• _SET EXERCISE_: All lines below must be repeated exactly, with the pictures omitted.

• _RECORDS FOR PROCESSING_:
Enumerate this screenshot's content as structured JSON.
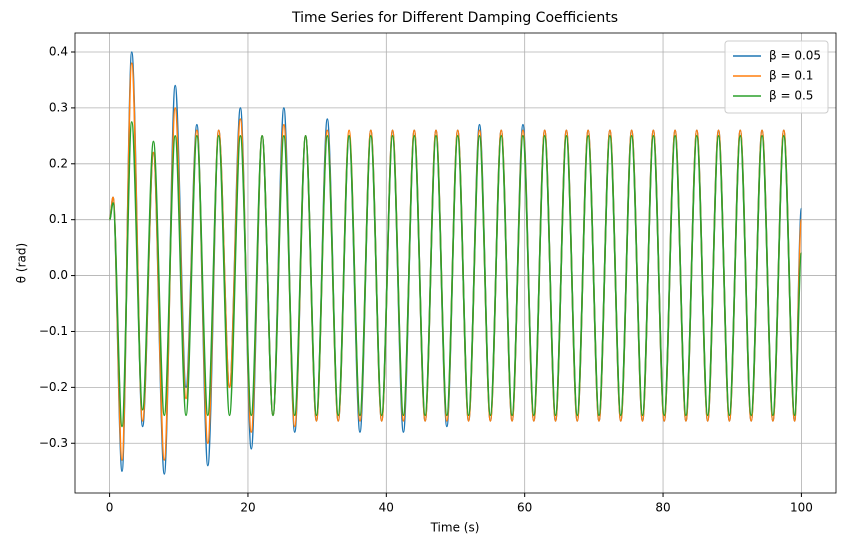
{
  "chart_data": {
    "type": "line",
    "title": "Time Series for Different Damping Coefficients",
    "x_label": "Time (s)",
    "y_label": "θ (rad)",
    "x": [
      0,
      0.5,
      1.8,
      3.2,
      4.77,
      6.34,
      7.91,
      9.48,
      11.05,
      12.62,
      14.2,
      15.77,
      17.34,
      18.91,
      20.48,
      22.05,
      23.62,
      25.19,
      26.76,
      28.33,
      29.9,
      31.47,
      33.05,
      34.62,
      36.19,
      37.76,
      39.33,
      40.9,
      42.47,
      44.04,
      45.61,
      47.18,
      48.75,
      50.32,
      51.89,
      53.47,
      55.04,
      56.61,
      58.18,
      59.75,
      61.32,
      62.89,
      64.46,
      66.03,
      67.6,
      69.17,
      70.74,
      72.32,
      73.89,
      75.46,
      77.03,
      78.6,
      80.17,
      81.74,
      83.31,
      84.88,
      86.45,
      88.02,
      89.59,
      91.16,
      92.74,
      94.31,
      95.88,
      97.45,
      99.02,
      100
    ],
    "series": [
      {
        "name": "β = 0.05",
        "color": "#1f77b4",
        "values": [
          0.1,
          0.14,
          -0.35,
          0.4,
          -0.27,
          0.22,
          -0.355,
          0.34,
          -0.2,
          0.27,
          -0.34,
          0.26,
          -0.2,
          0.3,
          -0.31,
          0.25,
          -0.25,
          0.3,
          -0.28,
          0.25,
          -0.26,
          0.28,
          -0.26,
          0.25,
          -0.28,
          0.26,
          -0.26,
          0.26,
          -0.28,
          0.26,
          -0.26,
          0.26,
          -0.27,
          0.26,
          -0.26,
          0.27,
          -0.26,
          0.26,
          -0.26,
          0.27,
          -0.26,
          0.26,
          -0.26,
          0.26,
          -0.26,
          0.26,
          -0.26,
          0.26,
          -0.26,
          0.26,
          -0.26,
          0.26,
          -0.26,
          0.26,
          -0.26,
          0.26,
          -0.26,
          0.26,
          -0.26,
          0.26,
          -0.26,
          0.26,
          -0.26,
          0.26,
          -0.26,
          0.12
        ]
      },
      {
        "name": "β = 0.1",
        "color": "#ff7f0e",
        "values": [
          0.1,
          0.14,
          -0.33,
          0.38,
          -0.26,
          0.22,
          -0.33,
          0.3,
          -0.22,
          0.26,
          -0.3,
          0.26,
          -0.2,
          0.28,
          -0.28,
          0.25,
          -0.25,
          0.27,
          -0.27,
          0.25,
          -0.26,
          0.26,
          -0.26,
          0.26,
          -0.26,
          0.26,
          -0.26,
          0.26,
          -0.26,
          0.26,
          -0.26,
          0.26,
          -0.26,
          0.26,
          -0.26,
          0.26,
          -0.26,
          0.26,
          -0.26,
          0.26,
          -0.26,
          0.26,
          -0.26,
          0.26,
          -0.26,
          0.26,
          -0.26,
          0.26,
          -0.26,
          0.26,
          -0.26,
          0.26,
          -0.26,
          0.26,
          -0.26,
          0.26,
          -0.26,
          0.26,
          -0.26,
          0.26,
          -0.26,
          0.26,
          -0.26,
          0.26,
          -0.26,
          0.1
        ]
      },
      {
        "name": "β = 0.5",
        "color": "#2ca02c",
        "values": [
          0.1,
          0.13,
          -0.27,
          0.275,
          -0.24,
          0.24,
          -0.25,
          0.25,
          -0.25,
          0.25,
          -0.25,
          0.25,
          -0.25,
          0.25,
          -0.25,
          0.25,
          -0.25,
          0.25,
          -0.25,
          0.25,
          -0.25,
          0.25,
          -0.25,
          0.25,
          -0.25,
          0.25,
          -0.25,
          0.25,
          -0.25,
          0.25,
          -0.25,
          0.25,
          -0.25,
          0.25,
          -0.25,
          0.25,
          -0.25,
          0.25,
          -0.25,
          0.25,
          -0.25,
          0.25,
          -0.25,
          0.25,
          -0.25,
          0.25,
          -0.25,
          0.25,
          -0.25,
          0.25,
          -0.25,
          0.25,
          -0.25,
          0.25,
          -0.25,
          0.25,
          -0.25,
          0.25,
          -0.25,
          0.25,
          -0.25,
          0.25,
          -0.25,
          0.25,
          -0.25,
          0.04
        ]
      }
    ],
    "xlim": [
      -5,
      105
    ],
    "ylim": [
      -0.389,
      0.434
    ],
    "xticks": [
      0,
      20,
      40,
      60,
      80,
      100
    ],
    "yticks": [
      {
        "value": -0.3,
        "label": "−0.3"
      },
      {
        "value": -0.2,
        "label": "−0.2"
      },
      {
        "value": -0.1,
        "label": "−0.1"
      },
      {
        "value": 0,
        "label": "0.0"
      },
      0.1,
      0.2,
      0.3,
      0.4
    ],
    "grid": true,
    "legend": "upper right"
  }
}
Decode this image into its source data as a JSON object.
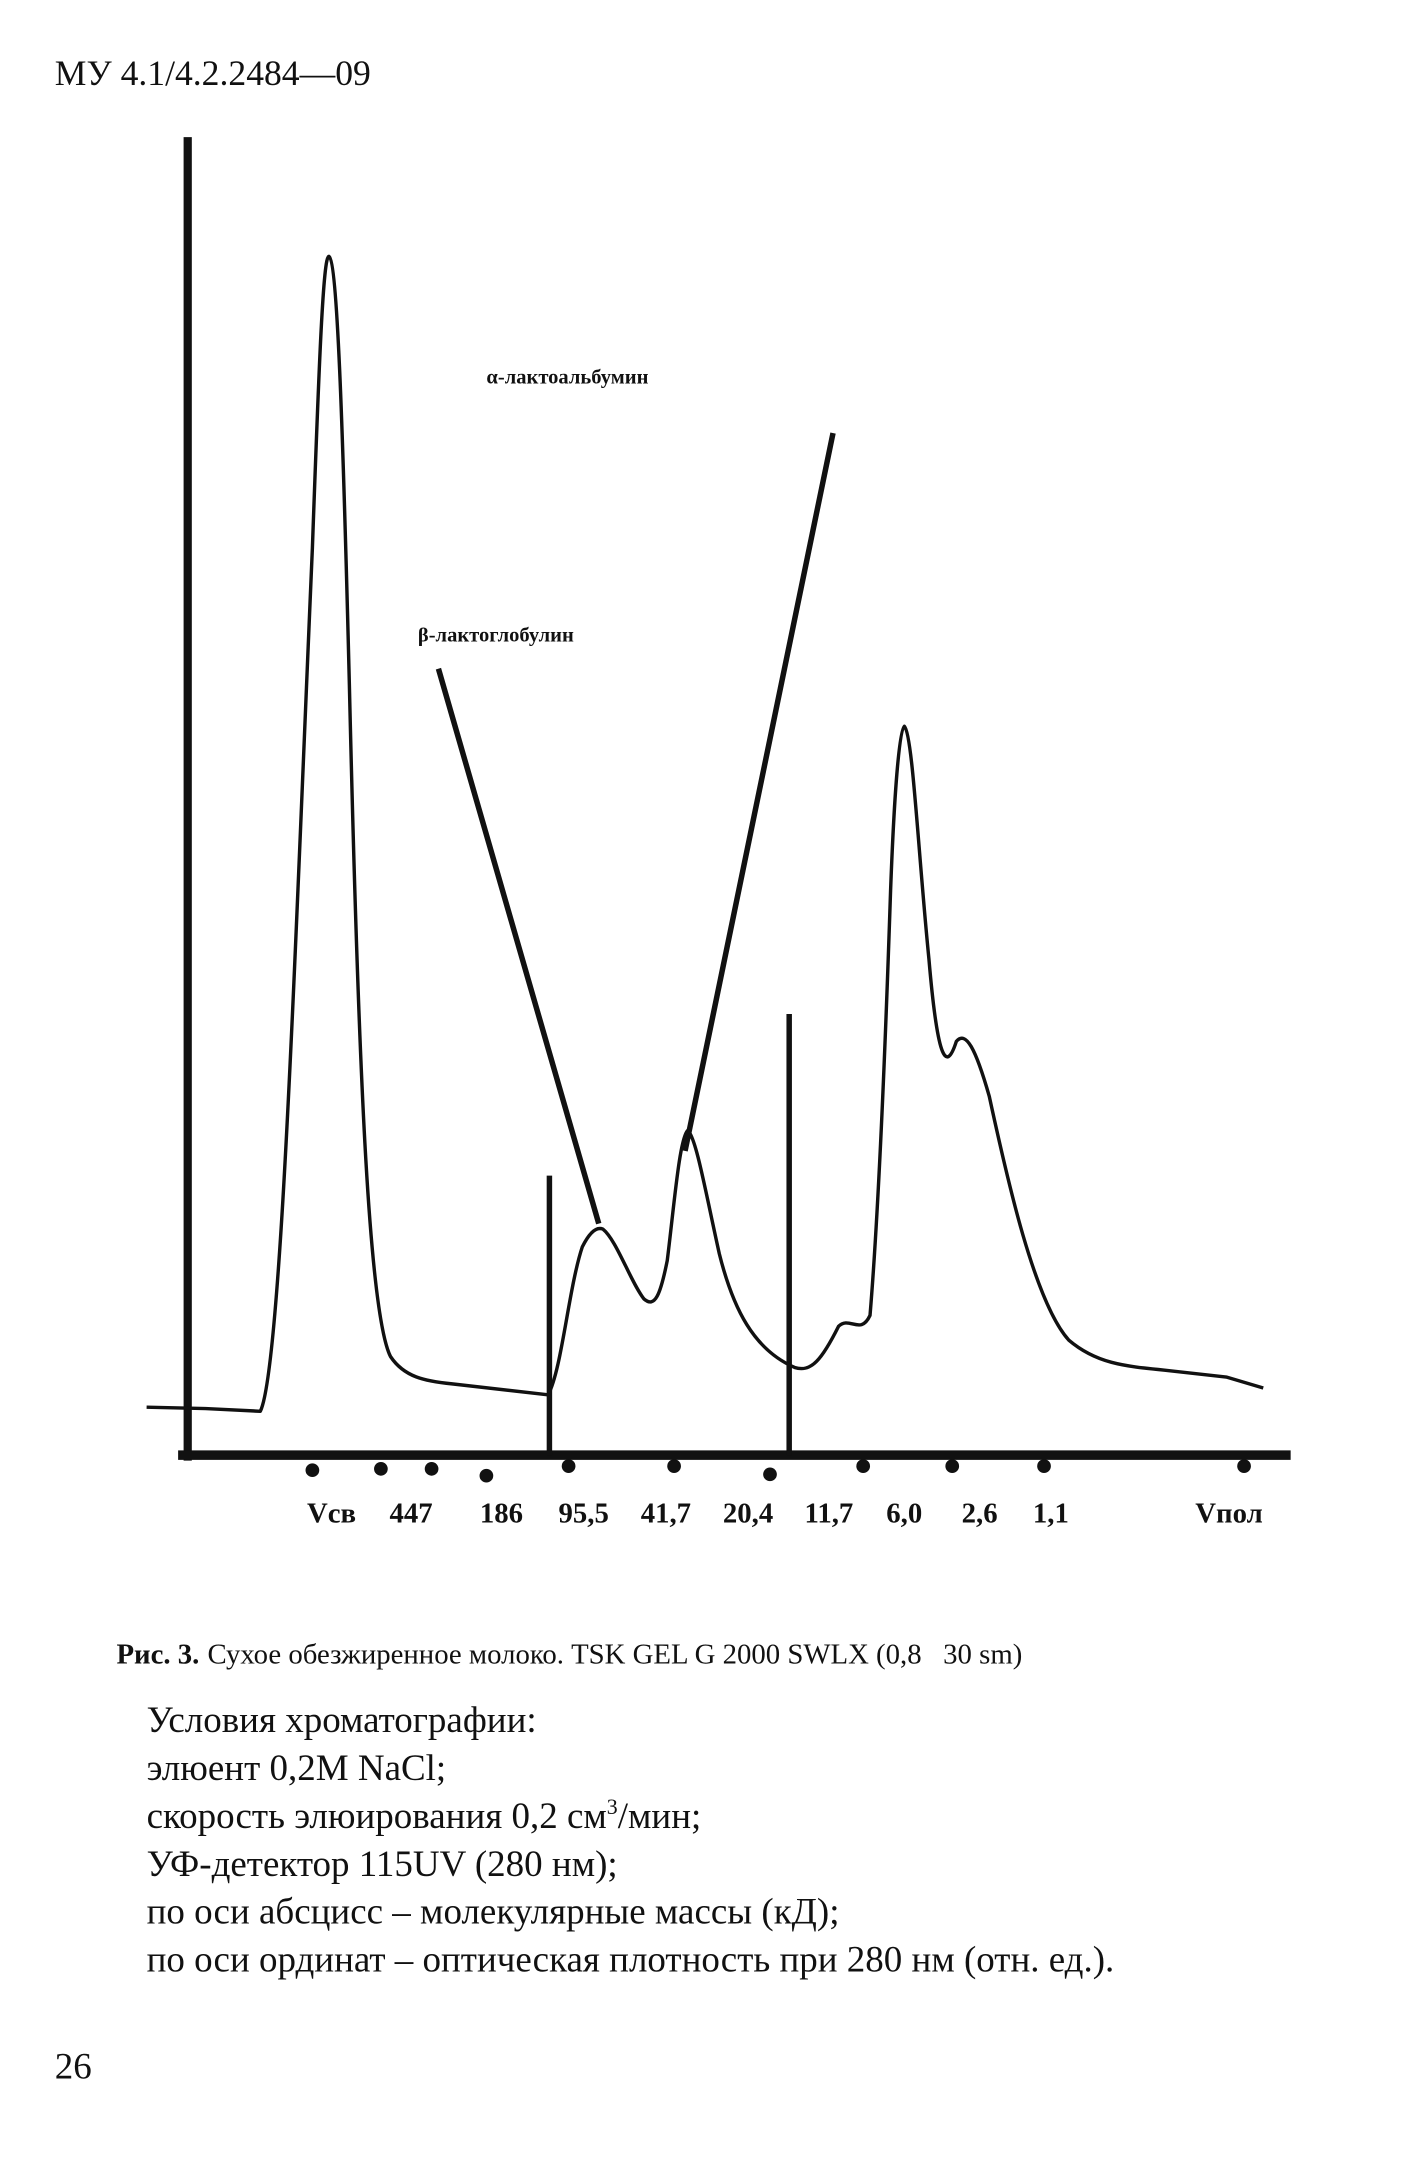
{
  "header": {
    "title": "МУ 4.1/4.2.2484—09"
  },
  "figure": {
    "annotations": [
      "α-лактоальбумин",
      "β-лактоглобулин"
    ],
    "x_labels": [
      "Vсв",
      "447",
      "186",
      "95,5",
      "41,7",
      "20,4",
      "11,7",
      "6,0",
      "2,6",
      "1,1",
      "Vпол"
    ]
  },
  "caption": {
    "label": "Рис. 3.",
    "text": "Сухое обезжиренное молоко. TSK GEL G 2000 SWLX (0,8   30 sm)"
  },
  "conditions": {
    "title": "Условия хроматографии:",
    "line1": "элюент 0,2М NaCl;",
    "line2": {
      "before": "скорость элюирования 0,2 см",
      "sup": "3",
      "after": "/мин;"
    },
    "line3": "УФ-детектор 115UV (280 нм);",
    "line4": "по оси абсцисс – молекулярные массы (кД);",
    "line5": "по оси ординат – оптическая плотность при 280 нм (отн. ед.)."
  },
  "page_number": "26"
}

• _RESULT OF THE EXERCISE_:
Enumerate this screenshot's content as structured JSON.
{
  "chart_data": {
    "type": "line",
    "title": "Time Series for Different Damping Coefficients",
    "x_label": "Time (s)",
    "y_label": "θ (rad)",
    "x": [
      0,
      0.5,
      1.8,
      3.2,
      4.77,
      6.34,
      7.91,
      9.48,
      11.05,
      12.62,
      14.2,
      15.77,
      17.34,
      18.91,
      20.48,
      22.05,
      23.62,
      25.19,
      26.76,
      28.33,
      29.9,
      31.47,
      33.05,
      34.62,
      36.19,
      37.76,
      39.33,
      40.9,
      42.47,
      44.04,
      45.61,
      47.18,
      48.75,
      50.32,
      51.89,
      53.47,
      55.04,
      56.61,
      58.18,
      59.75,
      61.32,
      62.89,
      64.46,
      66.03,
      67.6,
      69.17,
      70.74,
      72.32,
      73.89,
      75.46,
      77.03,
      78.6,
      80.17,
      81.74,
      83.31,
      84.88,
      86.45,
      88.02,
      89.59,
      91.16,
      92.74,
      94.31,
      95.88,
      97.45,
      99.02,
      100
    ],
    "series": [
      {
        "name": "β = 0.05",
        "color": "#1f77b4",
        "values": [
          0.1,
          0.14,
          -0.35,
          0.4,
          -0.27,
          0.22,
          -0.355,
          0.34,
          -0.2,
          0.27,
          -0.34,
          0.26,
          -0.2,
          0.3,
          -0.31,
          0.25,
          -0.25,
          0.3,
          -0.28,
          0.25,
          -0.26,
          0.28,
          -0.26,
          0.25,
          -0.28,
          0.26,
          -0.26,
          0.26,
          -0.28,
          0.26,
          -0.26,
          0.26,
          -0.27,
          0.26,
          -0.26,
          0.27,
          -0.26,
          0.26,
          -0.26,
          0.27,
          -0.26,
          0.26,
          -0.26,
          0.26,
          -0.26,
          0.26,
          -0.26,
          0.26,
          -0.26,
          0.26,
          -0.26,
          0.26,
          -0.26,
          0.26,
          -0.26,
          0.26,
          -0.26,
          0.26,
          -0.26,
          0.26,
          -0.26,
          0.26,
          -0.26,
          0.26,
          -0.26,
          0.12
        ]
      },
      {
        "name": "β = 0.1",
        "color": "#ff7f0e",
        "values": [
          0.1,
          0.14,
          -0.33,
          0.38,
          -0.26,
          0.22,
          -0.33,
          0.3,
          -0.22,
          0.26,
          -0.3,
          0.26,
          -0.2,
          0.28,
          -0.28,
          0.25,
          -0.25,
          0.27,
          -0.27,
          0.25,
          -0.26,
          0.26,
          -0.26,
          0.26,
          -0.26,
          0.26,
          -0.26,
          0.26,
          -0.26,
          0.26,
          -0.26,
          0.26,
          -0.26,
          0.26,
          -0.26,
          0.26,
          -0.26,
          0.26,
          -0.26,
          0.26,
          -0.26,
          0.26,
          -0.26,
          0.26,
          -0.26,
          0.26,
          -0.26,
          0.26,
          -0.26,
          0.26,
          -0.26,
          0.26,
          -0.26,
          0.26,
          -0.26,
          0.26,
          -0.26,
          0.26,
          -0.26,
          0.26,
          -0.26,
          0.26,
          -0.26,
          0.26,
          -0.26,
          0.1
        ]
      },
      {
        "name": "β = 0.5",
        "color": "#2ca02c",
        "values": [
          0.1,
          0.13,
          -0.27,
          0.275,
          -0.24,
          0.24,
          -0.25,
          0.25,
          -0.25,
          0.25,
          -0.25,
          0.25,
          -0.25,
          0.25,
          -0.25,
          0.25,
          -0.25,
          0.25,
          -0.25,
          0.25,
          -0.25,
          0.25,
          -0.25,
          0.25,
          -0.25,
          0.25,
          -0.25,
          0.25,
          -0.25,
          0.25,
          -0.25,
          0.25,
          -0.25,
          0.25,
          -0.25,
          0.25,
          -0.25,
          0.25,
          -0.25,
          0.25,
          -0.25,
          0.25,
          -0.25,
          0.25,
          -0.25,
          0.25,
          -0.25,
          0.25,
          -0.25,
          0.25,
          -0.25,
          0.25,
          -0.25,
          0.25,
          -0.25,
          0.25,
          -0.25,
          0.25,
          -0.25,
          0.25,
          -0.25,
          0.25,
          -0.25,
          0.25,
          -0.25,
          0.04
        ]
      }
    ],
    "xlim": [
      -5,
      105
    ],
    "ylim": [
      -0.389,
      0.434
    ],
    "xticks": [
      0,
      20,
      40,
      60,
      80,
      100
    ],
    "yticks": [
      {
        "value": -0.3,
        "label": "−0.3"
      },
      {
        "value": -0.2,
        "label": "−0.2"
      },
      {
        "value": -0.1,
        "label": "−0.1"
      },
      {
        "value": 0,
        "label": "0.0"
      },
      0.1,
      0.2,
      0.3,
      0.4
    ],
    "grid": true,
    "legend": "upper right"
  }
}
Decode this image into its source data as a JSON object.
{
  "header": {
    "title": "МУ 4.1/4.2.2484—09"
  },
  "figure": {
    "annotations": [
      "α-лактоальбумин",
      "β-лактоглобулин"
    ],
    "x_labels": [
      "Vсв",
      "447",
      "186",
      "95,5",
      "41,7",
      "20,4",
      "11,7",
      "6,0",
      "2,6",
      "1,1",
      "Vпол"
    ]
  },
  "caption": {
    "label": "Рис. 3.",
    "text": "Сухое обезжиренное молоко. TSK GEL G 2000 SWLX (0,8   30 sm)"
  },
  "conditions": {
    "title": "Условия хроматографии:",
    "line1": "элюент 0,2М NaCl;",
    "line2": {
      "before": "скорость элюирования 0,2 см",
      "sup": "3",
      "after": "/мин;"
    },
    "line3": "УФ-детектор 115UV (280 нм);",
    "line4": "по оси абсцисс – молекулярные массы (кД);",
    "line5": "по оси ординат – оптическая плотность при 280 нм (отн. ед.)."
  },
  "page_number": "26"
}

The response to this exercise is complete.